___ Material
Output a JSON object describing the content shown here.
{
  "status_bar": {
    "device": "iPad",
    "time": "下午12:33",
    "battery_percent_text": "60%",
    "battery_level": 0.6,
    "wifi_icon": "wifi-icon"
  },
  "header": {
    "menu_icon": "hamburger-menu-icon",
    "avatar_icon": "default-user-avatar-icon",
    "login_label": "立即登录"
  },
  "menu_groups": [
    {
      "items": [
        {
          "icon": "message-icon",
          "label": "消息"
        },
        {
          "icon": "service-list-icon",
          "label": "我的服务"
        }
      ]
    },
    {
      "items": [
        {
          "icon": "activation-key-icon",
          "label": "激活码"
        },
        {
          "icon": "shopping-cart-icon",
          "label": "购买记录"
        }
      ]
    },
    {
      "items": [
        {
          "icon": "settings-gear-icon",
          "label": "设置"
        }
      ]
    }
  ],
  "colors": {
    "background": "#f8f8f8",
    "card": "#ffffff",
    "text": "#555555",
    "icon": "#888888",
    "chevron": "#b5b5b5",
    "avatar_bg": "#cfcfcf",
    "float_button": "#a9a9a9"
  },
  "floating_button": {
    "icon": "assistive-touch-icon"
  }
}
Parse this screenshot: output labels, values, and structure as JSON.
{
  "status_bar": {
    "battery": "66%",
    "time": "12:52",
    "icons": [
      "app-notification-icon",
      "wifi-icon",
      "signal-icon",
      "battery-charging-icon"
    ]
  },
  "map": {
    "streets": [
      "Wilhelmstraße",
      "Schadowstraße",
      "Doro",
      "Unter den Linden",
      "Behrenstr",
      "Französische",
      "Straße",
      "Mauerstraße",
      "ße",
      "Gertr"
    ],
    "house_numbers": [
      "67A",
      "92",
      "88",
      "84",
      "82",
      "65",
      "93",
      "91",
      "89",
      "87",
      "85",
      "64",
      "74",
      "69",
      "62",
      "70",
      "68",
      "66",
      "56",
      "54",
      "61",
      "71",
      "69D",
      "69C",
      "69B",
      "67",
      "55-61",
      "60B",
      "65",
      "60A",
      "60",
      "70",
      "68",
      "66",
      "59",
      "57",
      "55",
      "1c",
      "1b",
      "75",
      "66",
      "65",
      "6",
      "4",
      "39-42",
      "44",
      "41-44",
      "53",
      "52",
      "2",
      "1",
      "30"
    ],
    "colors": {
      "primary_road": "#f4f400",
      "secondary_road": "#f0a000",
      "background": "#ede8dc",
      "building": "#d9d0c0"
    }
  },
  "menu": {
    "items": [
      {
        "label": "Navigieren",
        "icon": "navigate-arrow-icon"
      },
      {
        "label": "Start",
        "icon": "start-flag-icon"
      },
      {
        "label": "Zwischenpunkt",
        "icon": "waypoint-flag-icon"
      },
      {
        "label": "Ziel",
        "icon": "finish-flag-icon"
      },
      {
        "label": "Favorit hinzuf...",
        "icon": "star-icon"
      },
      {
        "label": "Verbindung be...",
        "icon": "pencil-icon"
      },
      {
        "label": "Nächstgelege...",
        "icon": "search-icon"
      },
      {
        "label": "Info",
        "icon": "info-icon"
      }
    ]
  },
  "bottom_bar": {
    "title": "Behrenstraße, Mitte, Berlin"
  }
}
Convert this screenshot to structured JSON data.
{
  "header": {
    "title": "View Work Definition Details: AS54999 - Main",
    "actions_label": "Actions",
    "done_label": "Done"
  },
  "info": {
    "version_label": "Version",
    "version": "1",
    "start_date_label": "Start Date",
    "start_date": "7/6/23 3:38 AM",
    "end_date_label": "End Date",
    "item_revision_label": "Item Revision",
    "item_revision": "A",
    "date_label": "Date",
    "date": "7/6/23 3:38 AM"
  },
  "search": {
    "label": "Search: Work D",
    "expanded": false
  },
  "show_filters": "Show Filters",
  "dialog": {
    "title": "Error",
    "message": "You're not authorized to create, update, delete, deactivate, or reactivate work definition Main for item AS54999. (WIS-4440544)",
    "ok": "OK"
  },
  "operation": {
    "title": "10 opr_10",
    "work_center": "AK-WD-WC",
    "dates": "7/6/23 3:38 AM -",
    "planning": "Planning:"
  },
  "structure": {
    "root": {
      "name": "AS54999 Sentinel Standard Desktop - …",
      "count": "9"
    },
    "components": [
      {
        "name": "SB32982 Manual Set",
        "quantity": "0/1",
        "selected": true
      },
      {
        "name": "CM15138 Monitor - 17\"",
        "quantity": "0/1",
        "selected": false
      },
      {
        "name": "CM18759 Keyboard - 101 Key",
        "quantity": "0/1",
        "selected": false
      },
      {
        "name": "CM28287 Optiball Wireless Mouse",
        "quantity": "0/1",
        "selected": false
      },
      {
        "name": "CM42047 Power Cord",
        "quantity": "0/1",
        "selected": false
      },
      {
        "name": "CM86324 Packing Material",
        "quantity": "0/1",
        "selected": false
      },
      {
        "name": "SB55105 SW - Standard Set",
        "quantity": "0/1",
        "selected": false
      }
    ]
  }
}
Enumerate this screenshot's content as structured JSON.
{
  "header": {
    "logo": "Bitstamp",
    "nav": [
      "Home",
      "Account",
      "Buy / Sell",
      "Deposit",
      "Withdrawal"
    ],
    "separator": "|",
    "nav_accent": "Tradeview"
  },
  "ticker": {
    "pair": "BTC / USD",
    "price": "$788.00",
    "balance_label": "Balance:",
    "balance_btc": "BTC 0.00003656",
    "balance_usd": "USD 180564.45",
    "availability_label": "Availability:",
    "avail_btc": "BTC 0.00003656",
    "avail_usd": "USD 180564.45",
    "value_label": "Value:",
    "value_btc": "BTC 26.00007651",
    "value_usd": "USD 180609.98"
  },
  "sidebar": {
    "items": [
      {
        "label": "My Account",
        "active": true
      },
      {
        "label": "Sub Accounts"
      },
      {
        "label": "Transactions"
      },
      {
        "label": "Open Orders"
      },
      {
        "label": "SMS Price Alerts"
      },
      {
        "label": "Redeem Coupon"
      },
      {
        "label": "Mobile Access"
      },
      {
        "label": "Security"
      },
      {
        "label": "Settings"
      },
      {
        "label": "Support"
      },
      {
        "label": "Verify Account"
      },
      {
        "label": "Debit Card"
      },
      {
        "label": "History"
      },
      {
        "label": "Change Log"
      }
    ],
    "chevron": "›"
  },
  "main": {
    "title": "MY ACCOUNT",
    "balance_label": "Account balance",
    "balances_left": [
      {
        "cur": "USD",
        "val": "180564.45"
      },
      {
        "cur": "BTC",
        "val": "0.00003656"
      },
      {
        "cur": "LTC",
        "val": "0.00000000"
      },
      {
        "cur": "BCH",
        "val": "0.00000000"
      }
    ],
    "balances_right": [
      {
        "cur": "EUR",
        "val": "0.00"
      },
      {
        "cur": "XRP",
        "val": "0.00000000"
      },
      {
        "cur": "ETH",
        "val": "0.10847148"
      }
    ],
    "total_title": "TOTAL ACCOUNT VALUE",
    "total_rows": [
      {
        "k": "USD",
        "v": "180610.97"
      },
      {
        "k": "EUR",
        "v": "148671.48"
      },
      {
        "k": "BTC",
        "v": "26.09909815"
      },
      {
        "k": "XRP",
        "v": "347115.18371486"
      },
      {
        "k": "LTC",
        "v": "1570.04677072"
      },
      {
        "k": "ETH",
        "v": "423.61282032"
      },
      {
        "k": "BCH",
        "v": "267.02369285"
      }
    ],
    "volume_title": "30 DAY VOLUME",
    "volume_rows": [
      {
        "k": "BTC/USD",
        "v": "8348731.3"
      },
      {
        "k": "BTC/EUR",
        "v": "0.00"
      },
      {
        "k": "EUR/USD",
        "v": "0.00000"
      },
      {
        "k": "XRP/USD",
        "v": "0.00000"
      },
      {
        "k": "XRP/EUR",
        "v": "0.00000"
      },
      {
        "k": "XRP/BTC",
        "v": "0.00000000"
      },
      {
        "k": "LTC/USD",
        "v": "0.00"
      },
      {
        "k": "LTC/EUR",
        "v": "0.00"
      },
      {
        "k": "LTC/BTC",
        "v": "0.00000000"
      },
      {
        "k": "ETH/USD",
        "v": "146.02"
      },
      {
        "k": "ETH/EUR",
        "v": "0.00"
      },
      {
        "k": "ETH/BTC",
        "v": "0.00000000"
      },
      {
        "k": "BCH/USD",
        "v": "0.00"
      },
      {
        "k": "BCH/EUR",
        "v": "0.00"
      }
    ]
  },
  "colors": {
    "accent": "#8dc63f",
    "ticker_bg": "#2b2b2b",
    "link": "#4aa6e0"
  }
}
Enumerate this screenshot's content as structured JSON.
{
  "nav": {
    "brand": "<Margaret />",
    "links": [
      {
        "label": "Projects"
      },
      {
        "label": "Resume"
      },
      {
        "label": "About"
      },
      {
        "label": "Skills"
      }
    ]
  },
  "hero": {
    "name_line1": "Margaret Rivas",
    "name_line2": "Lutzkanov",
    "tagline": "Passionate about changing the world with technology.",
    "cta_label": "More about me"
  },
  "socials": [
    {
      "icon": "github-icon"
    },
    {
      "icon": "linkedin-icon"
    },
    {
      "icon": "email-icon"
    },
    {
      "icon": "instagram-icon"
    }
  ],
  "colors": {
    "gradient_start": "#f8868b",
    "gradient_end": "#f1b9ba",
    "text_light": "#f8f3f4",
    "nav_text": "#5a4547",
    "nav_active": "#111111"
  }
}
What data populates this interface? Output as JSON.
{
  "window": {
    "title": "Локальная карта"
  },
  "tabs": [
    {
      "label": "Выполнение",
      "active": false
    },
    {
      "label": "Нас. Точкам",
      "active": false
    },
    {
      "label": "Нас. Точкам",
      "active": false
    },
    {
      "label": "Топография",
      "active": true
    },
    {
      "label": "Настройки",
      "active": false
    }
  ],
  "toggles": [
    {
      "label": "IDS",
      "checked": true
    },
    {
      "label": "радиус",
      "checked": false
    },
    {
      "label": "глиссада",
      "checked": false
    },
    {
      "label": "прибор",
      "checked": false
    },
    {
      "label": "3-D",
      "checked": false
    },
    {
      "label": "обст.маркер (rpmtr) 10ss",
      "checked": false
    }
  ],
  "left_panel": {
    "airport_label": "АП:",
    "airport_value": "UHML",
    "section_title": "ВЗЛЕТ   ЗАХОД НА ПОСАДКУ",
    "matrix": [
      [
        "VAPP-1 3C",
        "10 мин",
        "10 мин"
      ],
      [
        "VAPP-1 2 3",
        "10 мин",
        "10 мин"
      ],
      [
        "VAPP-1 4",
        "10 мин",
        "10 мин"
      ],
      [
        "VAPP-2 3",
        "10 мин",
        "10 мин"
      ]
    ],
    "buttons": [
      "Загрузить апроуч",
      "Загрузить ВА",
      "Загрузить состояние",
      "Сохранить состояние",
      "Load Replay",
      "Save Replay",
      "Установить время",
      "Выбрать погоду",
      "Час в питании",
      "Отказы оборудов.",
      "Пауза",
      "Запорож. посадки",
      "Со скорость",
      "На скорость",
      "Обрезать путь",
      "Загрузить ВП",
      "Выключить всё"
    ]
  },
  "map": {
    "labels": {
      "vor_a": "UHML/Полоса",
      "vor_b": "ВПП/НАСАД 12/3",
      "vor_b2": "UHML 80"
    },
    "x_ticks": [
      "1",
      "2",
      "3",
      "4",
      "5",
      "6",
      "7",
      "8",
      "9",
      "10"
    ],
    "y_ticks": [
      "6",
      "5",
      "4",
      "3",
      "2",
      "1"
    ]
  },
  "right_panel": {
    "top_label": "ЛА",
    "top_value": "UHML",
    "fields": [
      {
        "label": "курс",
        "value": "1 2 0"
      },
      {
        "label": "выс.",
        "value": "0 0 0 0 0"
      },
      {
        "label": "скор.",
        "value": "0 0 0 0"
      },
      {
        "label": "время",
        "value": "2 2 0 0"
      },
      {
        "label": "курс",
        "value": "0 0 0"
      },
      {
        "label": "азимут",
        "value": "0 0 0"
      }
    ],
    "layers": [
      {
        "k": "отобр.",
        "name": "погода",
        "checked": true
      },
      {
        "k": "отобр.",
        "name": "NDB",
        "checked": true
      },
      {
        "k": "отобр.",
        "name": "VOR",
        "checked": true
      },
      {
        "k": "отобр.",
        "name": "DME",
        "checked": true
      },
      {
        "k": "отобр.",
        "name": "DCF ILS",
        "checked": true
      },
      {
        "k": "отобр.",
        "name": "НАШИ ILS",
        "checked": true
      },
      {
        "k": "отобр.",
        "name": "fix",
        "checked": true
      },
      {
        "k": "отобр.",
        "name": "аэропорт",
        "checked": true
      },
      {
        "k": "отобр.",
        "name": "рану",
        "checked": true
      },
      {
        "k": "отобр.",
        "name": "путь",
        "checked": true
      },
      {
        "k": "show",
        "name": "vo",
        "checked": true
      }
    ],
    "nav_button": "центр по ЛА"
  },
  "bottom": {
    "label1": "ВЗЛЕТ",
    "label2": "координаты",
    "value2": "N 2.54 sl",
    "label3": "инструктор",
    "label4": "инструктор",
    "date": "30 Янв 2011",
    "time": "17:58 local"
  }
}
______
> _Aim_: Gather each line in the entries above where the string "data" is found.

> _Output of the task_:
Convert this screenshot to structured JSON data.
What data populates this interface? Output as JSON.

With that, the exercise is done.